*SHORT PROBLEM*. In your copy, leave out the pictures and repeat the entries below exactly.

*INFORMATION PROVIDED*.
+ + + +

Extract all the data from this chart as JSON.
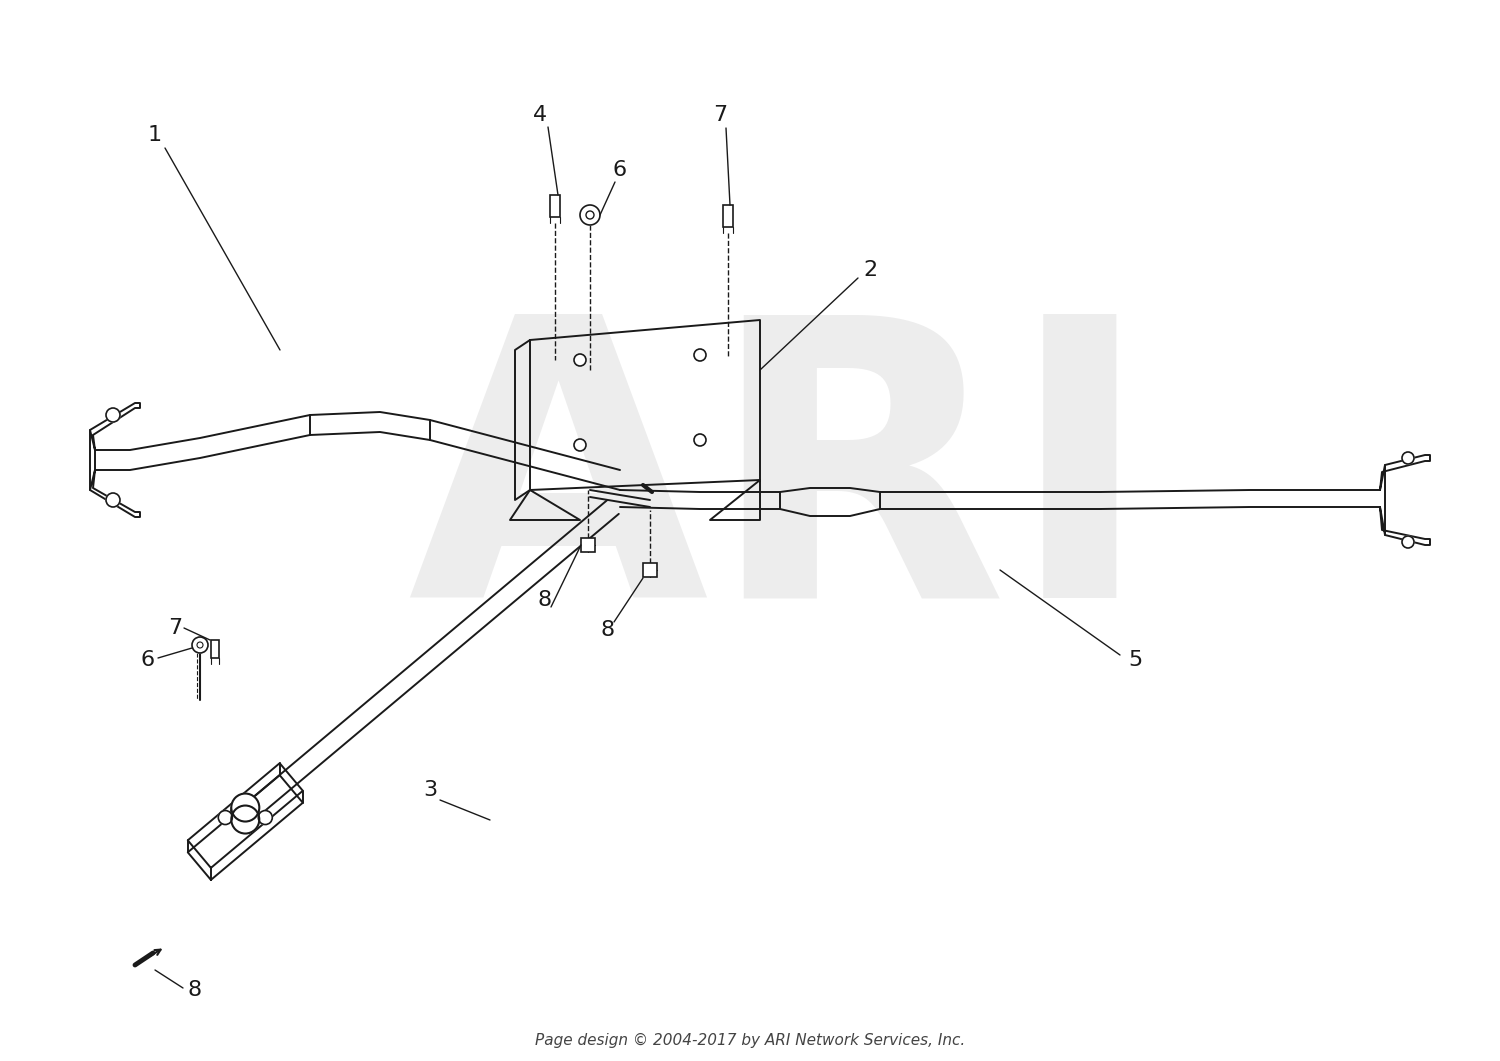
{
  "footer": "Page design © 2004-2017 by ARI Network Services, Inc.",
  "background_color": "#ffffff",
  "line_color": "#1a1a1a",
  "watermark_color": "#cccccc"
}
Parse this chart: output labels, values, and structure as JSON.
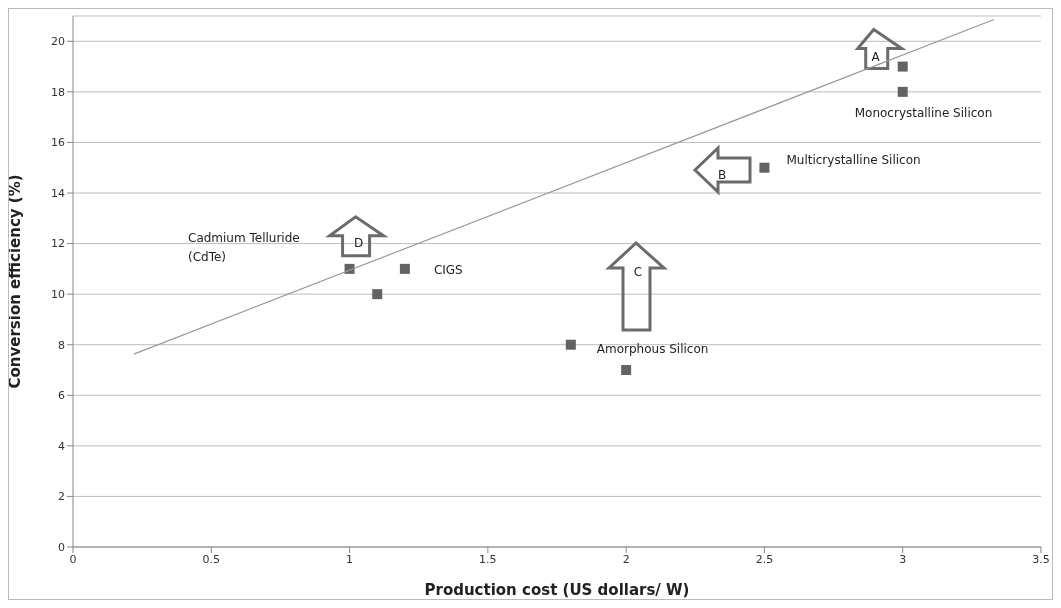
{
  "chart_data": {
    "type": "scatter",
    "xlabel": "Production cost (US dollars/ W)",
    "ylabel": "Conversion efficiency (%)",
    "xlim": [
      0,
      3.5
    ],
    "xticks": [
      0,
      0.5,
      1,
      1.5,
      2,
      2.5,
      3,
      3.5
    ],
    "ylim": [
      0,
      21
    ],
    "yticks": [
      0,
      2,
      4,
      6,
      8,
      10,
      12,
      14,
      16,
      18,
      20
    ],
    "grid": "y",
    "marker": "square",
    "legend": false,
    "series": [
      {
        "type": "scatter",
        "color": "#636363",
        "x": [
          3,
          3,
          2.5,
          1,
          1.2,
          1.1,
          1.8,
          2
        ],
        "values": [
          19,
          18,
          15,
          11,
          11,
          10,
          8,
          7
        ]
      },
      {
        "type": "line",
        "marker": "none",
        "color": "#999999",
        "x": [
          0.22,
          3.33
        ],
        "values": [
          7.63,
          20.86
        ]
      }
    ],
    "annotations": [
      {
        "text": "Monocrystalline Silicon",
        "x": 3,
        "y": 18
      },
      {
        "text": "Multicrystalline Silicon",
        "x": 2.5,
        "y": 15
      },
      {
        "text": "CIGS",
        "x": 1.2,
        "y": 11
      },
      {
        "text": "Amorphous Silicon",
        "x": 1.8,
        "y": 8
      },
      "Cadmium Telluride\n(CdTe)",
      {
        "text": "A",
        "x": 3,
        "y": 19
      },
      "B",
      "C",
      {
        "text": "D",
        "x": 1,
        "y": 11
      }
    ]
  }
}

+ + + +

*COMPLETE RESPONSE*.
Extract all the data from this chart as JSON.
{
  "footer": "Page design © 2004-2017 by ARI Network Services, Inc.",
  "background_color": "#ffffff",
  "line_color": "#1a1a1a",
  "watermark_color": "#cccccc"
}
Parse this chart: output labels, values, and structure as JSON.
{
  "chart_data": {
    "type": "scatter",
    "xlabel": "Production cost (US dollars/ W)",
    "ylabel": "Conversion efficiency (%)",
    "xlim": [
      0,
      3.5
    ],
    "xticks": [
      0,
      0.5,
      1,
      1.5,
      2,
      2.5,
      3,
      3.5
    ],
    "ylim": [
      0,
      21
    ],
    "yticks": [
      0,
      2,
      4,
      6,
      8,
      10,
      12,
      14,
      16,
      18,
      20
    ],
    "grid": "y",
    "marker": "square",
    "legend": false,
    "series": [
      {
        "type": "scatter",
        "color": "#636363",
        "x": [
          3,
          3,
          2.5,
          1,
          1.2,
          1.1,
          1.8,
          2
        ],
        "values": [
          19,
          18,
          15,
          11,
          11,
          10,
          8,
          7
        ]
      },
      {
        "type": "line",
        "marker": "none",
        "color": "#999999",
        "x": [
          0.22,
          3.33
        ],
        "values": [
          7.63,
          20.86
        ]
      }
    ],
    "annotations": [
      {
        "text": "Monocrystalline Silicon",
        "x": 3,
        "y": 18
      },
      {
        "text": "Multicrystalline Silicon",
        "x": 2.5,
        "y": 15
      },
      {
        "text": "CIGS",
        "x": 1.2,
        "y": 11
      },
      {
        "text": "Amorphous Silicon",
        "x": 1.8,
        "y": 8
      },
      "Cadmium Telluride\n(CdTe)",
      {
        "text": "A",
        "x": 3,
        "y": 19
      },
      "B",
      "C",
      {
        "text": "D",
        "x": 1,
        "y": 11
      }
    ]
  }
}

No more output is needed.